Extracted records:
* Begin *

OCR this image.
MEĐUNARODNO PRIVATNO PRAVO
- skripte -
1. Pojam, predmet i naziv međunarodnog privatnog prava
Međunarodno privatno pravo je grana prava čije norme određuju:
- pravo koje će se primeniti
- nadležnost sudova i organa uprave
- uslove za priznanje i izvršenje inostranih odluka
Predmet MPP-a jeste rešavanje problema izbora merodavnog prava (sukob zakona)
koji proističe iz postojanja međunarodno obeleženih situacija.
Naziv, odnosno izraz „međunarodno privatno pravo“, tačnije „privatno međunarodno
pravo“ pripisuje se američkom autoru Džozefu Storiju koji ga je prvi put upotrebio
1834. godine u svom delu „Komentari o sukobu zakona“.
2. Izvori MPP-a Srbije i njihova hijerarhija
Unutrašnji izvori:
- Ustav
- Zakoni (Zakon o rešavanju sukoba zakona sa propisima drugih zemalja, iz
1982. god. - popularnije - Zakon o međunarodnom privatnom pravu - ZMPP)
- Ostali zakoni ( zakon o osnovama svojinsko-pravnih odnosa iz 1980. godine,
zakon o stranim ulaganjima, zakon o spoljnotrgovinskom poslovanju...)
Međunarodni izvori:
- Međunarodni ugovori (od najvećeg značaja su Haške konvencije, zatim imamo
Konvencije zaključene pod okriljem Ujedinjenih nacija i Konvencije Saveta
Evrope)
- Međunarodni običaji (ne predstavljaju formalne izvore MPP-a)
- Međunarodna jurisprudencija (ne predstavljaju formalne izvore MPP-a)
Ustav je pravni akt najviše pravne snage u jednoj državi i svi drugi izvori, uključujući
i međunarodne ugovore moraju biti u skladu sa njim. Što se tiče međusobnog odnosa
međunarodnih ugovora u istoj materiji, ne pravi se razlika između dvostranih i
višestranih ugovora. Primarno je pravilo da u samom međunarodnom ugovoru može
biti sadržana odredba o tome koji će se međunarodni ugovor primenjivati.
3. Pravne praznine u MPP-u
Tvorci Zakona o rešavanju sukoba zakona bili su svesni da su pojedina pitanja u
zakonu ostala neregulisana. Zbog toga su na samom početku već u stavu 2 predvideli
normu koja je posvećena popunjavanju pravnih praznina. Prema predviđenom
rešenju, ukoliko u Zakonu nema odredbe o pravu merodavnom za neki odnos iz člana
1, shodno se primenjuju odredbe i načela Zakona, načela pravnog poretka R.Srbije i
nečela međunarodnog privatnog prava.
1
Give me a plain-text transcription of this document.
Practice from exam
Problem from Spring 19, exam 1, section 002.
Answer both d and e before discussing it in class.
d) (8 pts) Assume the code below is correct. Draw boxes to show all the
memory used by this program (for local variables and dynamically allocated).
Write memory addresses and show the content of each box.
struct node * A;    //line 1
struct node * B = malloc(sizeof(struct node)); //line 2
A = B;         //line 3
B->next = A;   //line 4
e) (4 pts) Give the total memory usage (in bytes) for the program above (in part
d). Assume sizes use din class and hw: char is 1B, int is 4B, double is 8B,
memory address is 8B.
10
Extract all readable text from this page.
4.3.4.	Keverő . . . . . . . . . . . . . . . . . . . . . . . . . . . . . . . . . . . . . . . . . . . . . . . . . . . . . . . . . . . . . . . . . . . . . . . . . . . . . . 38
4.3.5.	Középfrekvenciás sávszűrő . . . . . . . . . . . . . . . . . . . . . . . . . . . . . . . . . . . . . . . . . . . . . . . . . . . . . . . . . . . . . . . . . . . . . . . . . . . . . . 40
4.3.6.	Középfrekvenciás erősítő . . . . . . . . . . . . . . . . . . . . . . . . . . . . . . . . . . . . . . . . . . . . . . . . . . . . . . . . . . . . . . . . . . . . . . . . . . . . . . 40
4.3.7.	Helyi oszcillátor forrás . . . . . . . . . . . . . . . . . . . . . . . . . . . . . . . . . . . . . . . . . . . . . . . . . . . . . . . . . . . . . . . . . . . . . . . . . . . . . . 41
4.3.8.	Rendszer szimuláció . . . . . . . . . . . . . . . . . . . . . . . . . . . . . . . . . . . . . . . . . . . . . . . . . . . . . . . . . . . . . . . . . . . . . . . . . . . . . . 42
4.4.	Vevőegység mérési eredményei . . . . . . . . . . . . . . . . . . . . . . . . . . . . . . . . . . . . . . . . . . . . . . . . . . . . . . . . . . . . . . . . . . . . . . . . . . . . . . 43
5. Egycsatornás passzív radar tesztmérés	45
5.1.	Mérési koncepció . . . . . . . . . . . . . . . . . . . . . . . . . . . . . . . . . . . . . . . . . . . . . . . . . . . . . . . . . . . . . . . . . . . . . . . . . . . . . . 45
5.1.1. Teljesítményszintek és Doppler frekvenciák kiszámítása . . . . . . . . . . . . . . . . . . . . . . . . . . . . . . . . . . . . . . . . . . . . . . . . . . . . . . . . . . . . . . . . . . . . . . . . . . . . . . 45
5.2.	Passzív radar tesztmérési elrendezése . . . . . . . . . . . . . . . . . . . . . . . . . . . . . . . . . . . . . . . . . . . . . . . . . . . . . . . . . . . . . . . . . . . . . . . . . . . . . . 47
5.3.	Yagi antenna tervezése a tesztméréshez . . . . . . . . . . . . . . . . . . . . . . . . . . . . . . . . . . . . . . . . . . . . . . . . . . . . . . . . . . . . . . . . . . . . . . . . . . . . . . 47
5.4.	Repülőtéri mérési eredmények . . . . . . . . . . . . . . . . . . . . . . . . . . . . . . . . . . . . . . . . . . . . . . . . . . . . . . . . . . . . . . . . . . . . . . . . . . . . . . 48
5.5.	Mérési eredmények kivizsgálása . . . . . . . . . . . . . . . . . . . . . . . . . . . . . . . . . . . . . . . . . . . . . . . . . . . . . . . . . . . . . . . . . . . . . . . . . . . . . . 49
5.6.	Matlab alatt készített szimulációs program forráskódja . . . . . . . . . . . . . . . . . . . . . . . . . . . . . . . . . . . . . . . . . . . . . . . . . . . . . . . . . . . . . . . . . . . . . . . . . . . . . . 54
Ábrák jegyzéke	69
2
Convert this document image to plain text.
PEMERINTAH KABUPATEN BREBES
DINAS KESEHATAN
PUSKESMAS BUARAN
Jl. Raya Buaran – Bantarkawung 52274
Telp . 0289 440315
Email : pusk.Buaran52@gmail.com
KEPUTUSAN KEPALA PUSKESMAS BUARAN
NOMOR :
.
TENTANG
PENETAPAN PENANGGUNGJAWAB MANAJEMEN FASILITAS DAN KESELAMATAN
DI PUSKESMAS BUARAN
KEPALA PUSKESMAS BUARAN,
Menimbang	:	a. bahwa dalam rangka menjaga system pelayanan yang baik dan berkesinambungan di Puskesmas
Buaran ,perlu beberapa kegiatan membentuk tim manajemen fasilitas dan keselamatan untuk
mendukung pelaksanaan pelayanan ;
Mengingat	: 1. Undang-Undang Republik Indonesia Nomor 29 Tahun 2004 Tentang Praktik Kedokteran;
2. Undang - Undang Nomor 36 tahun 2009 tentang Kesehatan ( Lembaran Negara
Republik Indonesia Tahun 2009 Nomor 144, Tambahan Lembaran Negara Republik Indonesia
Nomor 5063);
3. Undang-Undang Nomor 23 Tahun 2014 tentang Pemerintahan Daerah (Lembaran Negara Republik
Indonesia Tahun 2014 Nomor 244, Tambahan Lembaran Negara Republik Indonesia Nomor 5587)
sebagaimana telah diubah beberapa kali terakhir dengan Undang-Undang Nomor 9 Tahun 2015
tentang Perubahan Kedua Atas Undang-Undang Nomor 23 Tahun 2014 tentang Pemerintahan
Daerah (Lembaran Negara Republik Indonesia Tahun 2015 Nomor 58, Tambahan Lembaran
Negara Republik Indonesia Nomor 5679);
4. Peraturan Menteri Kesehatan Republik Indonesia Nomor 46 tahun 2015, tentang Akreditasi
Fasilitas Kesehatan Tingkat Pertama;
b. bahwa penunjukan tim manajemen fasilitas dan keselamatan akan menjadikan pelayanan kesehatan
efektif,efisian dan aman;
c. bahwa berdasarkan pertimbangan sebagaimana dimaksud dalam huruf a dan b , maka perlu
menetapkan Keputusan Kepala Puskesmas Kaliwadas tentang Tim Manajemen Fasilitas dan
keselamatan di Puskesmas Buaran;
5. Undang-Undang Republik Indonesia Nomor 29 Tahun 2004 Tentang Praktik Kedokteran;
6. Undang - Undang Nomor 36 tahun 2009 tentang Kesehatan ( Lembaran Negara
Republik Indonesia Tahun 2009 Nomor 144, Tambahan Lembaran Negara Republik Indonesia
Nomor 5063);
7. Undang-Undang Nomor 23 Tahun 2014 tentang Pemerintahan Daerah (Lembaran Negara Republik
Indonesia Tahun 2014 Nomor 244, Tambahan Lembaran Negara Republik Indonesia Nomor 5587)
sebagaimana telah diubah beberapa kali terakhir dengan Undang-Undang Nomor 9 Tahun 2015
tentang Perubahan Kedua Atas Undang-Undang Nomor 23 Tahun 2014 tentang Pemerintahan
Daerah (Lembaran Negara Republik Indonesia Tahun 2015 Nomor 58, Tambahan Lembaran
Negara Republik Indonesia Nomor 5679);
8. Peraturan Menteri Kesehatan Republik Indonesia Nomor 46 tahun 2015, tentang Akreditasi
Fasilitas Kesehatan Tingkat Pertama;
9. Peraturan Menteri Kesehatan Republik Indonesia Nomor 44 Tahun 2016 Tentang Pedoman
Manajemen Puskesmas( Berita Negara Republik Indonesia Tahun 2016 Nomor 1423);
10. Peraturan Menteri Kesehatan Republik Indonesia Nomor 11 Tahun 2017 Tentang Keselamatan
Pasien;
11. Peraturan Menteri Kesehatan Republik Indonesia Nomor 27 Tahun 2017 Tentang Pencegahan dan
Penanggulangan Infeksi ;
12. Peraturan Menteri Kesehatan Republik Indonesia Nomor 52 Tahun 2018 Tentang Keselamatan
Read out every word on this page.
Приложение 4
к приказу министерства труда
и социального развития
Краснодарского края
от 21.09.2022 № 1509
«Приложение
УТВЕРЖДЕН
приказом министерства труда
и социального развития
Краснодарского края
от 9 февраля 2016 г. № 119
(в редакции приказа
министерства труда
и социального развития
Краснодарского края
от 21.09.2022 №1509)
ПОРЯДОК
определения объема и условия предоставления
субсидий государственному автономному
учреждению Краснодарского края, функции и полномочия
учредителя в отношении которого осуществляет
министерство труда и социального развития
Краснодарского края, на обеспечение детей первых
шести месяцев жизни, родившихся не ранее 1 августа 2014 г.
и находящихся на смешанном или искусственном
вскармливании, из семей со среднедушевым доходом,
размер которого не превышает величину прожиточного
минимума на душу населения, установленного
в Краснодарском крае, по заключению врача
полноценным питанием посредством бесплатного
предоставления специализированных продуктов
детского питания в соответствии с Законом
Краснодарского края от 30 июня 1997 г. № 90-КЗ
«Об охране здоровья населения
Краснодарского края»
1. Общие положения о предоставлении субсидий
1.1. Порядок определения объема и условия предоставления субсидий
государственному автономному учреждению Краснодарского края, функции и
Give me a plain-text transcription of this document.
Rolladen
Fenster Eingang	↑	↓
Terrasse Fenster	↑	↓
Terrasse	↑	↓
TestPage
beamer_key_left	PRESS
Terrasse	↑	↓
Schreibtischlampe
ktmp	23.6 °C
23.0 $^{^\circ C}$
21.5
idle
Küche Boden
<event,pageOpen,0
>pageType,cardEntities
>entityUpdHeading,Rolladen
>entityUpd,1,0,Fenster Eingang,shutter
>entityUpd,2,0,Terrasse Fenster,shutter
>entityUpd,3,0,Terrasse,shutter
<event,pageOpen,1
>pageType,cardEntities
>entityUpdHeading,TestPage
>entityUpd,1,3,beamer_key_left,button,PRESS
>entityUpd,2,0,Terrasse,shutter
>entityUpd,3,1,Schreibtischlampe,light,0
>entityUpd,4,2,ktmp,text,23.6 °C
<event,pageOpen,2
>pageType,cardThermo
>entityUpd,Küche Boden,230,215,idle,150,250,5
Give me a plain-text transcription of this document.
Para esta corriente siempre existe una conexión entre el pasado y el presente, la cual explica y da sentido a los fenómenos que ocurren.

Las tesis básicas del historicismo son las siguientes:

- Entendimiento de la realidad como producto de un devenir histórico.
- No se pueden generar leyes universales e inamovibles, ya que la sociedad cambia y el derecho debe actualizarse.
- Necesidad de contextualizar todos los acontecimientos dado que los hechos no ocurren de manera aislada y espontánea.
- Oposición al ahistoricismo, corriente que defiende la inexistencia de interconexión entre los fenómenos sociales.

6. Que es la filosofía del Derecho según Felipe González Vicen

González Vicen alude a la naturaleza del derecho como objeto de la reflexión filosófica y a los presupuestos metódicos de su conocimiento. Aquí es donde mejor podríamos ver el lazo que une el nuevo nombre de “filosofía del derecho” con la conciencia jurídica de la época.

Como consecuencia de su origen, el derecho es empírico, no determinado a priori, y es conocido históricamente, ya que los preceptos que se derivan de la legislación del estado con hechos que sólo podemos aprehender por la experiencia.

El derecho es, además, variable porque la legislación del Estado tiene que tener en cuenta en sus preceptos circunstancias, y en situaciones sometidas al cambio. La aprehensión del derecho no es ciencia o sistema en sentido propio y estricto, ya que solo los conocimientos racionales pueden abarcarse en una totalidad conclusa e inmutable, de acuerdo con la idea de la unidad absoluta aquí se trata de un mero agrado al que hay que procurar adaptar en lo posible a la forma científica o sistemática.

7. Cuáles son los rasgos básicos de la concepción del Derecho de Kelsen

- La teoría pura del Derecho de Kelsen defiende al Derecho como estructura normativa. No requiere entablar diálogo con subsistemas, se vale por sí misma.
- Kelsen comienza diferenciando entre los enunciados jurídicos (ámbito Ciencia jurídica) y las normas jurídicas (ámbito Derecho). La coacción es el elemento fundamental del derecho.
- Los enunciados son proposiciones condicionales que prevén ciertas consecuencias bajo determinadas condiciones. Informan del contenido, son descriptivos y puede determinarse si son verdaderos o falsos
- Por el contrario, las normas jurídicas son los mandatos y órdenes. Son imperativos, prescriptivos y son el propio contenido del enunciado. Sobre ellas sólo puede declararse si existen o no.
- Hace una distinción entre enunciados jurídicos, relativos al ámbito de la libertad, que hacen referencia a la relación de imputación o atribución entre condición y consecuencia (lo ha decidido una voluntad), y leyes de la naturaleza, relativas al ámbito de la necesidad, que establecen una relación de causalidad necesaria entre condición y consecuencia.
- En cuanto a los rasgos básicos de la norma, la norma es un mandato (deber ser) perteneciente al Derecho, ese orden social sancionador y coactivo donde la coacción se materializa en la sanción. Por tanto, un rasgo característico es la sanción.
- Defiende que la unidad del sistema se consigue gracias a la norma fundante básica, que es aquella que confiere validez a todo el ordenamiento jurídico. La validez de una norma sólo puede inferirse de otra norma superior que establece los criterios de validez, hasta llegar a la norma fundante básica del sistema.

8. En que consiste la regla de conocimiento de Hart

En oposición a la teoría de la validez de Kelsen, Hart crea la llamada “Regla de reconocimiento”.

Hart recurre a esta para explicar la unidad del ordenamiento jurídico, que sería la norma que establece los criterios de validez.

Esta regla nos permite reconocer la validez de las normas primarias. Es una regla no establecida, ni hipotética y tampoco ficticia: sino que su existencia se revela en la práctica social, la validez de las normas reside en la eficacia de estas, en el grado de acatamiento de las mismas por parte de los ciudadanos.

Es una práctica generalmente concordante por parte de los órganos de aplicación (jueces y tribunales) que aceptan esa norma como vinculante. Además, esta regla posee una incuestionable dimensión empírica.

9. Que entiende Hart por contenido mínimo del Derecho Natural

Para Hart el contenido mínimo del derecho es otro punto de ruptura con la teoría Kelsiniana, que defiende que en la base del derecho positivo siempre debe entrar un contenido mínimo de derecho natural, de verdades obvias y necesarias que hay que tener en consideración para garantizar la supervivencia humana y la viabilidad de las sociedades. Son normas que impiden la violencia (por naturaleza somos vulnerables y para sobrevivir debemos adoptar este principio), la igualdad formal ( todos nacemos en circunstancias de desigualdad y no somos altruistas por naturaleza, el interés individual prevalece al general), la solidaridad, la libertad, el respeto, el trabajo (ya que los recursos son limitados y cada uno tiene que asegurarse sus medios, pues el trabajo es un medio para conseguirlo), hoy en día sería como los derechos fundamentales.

* End *

Tally how many lines of the records hold the word "Terrasse". Answer with the number only.

6